■ Instruction
Below is a block of records. Copy every line in it that contains the word "beküldése".

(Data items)
■ ■ ■ ■ ■

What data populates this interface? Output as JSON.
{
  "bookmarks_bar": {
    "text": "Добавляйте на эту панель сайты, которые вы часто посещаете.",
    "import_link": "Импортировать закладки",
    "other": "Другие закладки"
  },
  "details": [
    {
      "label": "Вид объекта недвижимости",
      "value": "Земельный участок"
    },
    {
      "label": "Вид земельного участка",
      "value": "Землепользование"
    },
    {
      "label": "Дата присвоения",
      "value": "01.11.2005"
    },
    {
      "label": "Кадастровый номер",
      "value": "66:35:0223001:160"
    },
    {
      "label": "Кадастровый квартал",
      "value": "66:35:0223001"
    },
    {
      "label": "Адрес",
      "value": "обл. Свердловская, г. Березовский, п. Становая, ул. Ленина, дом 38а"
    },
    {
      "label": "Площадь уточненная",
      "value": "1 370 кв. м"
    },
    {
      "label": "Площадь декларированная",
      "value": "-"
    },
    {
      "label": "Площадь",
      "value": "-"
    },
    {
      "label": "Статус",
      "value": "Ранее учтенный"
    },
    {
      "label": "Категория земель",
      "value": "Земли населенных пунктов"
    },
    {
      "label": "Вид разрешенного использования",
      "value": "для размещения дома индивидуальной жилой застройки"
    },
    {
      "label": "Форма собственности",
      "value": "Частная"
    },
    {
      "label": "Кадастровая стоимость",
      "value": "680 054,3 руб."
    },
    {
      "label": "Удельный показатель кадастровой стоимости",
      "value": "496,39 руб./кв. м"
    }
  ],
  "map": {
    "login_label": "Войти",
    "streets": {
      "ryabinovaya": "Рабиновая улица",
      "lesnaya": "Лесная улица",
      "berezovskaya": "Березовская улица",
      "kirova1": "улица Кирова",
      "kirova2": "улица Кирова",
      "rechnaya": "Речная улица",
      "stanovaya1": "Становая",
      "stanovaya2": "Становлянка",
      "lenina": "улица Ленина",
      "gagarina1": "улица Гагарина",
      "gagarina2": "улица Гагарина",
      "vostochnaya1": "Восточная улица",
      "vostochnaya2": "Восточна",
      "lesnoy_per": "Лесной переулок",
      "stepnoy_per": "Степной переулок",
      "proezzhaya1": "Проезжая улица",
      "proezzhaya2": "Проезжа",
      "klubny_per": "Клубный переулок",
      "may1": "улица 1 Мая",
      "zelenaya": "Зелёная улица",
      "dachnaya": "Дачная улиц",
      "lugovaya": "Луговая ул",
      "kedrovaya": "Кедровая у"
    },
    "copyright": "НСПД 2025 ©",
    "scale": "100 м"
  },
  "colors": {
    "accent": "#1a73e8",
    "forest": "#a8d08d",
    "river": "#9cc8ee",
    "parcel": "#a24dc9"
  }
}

■ ■ ■ ■ ■

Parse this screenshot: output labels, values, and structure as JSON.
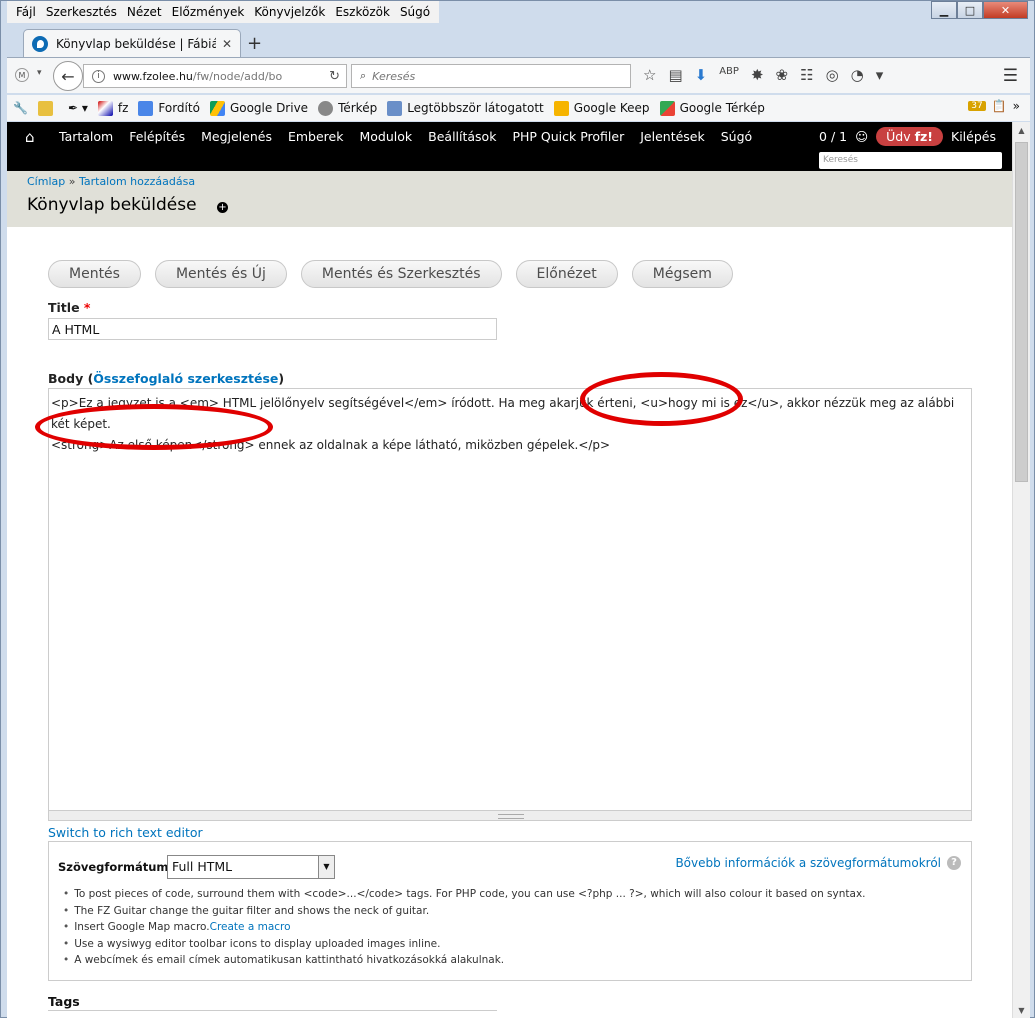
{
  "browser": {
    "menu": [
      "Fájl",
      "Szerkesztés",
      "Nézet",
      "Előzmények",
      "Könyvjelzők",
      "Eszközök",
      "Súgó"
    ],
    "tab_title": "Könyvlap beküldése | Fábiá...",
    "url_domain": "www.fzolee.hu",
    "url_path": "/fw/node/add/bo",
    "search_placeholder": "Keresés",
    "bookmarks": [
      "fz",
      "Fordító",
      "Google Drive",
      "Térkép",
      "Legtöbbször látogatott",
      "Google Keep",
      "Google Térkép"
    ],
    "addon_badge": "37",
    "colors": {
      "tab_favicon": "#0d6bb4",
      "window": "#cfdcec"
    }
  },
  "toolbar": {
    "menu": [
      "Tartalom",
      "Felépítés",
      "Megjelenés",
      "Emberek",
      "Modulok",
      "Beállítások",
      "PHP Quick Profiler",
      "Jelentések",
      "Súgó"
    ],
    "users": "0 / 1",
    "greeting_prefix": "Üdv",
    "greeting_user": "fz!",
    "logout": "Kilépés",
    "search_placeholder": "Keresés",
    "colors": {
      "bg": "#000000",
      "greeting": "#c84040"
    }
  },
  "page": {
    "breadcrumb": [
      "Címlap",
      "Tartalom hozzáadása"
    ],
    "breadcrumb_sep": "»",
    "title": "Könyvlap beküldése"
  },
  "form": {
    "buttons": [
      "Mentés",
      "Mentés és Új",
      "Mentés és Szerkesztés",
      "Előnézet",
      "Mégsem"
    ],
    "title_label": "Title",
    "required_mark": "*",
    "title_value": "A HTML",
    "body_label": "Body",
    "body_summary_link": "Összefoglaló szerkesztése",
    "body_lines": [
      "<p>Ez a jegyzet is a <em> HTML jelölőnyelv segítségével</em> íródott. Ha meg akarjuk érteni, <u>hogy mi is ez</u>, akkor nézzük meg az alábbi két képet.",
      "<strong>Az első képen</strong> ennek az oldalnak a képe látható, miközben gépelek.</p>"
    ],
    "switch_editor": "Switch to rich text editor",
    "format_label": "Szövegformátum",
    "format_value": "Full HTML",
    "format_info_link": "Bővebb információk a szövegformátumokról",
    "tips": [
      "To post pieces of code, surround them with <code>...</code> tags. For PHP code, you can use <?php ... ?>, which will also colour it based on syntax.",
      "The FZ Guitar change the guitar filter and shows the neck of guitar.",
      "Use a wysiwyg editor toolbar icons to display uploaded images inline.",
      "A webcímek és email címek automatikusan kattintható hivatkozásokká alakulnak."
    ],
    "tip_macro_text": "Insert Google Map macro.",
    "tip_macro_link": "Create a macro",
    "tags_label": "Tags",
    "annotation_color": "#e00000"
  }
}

■ ■ ■ ■ ■

■ Solution
    "tab_title": "Könyvlap beküldése | Fábiá...",
    "title": "Könyvlap beküldése"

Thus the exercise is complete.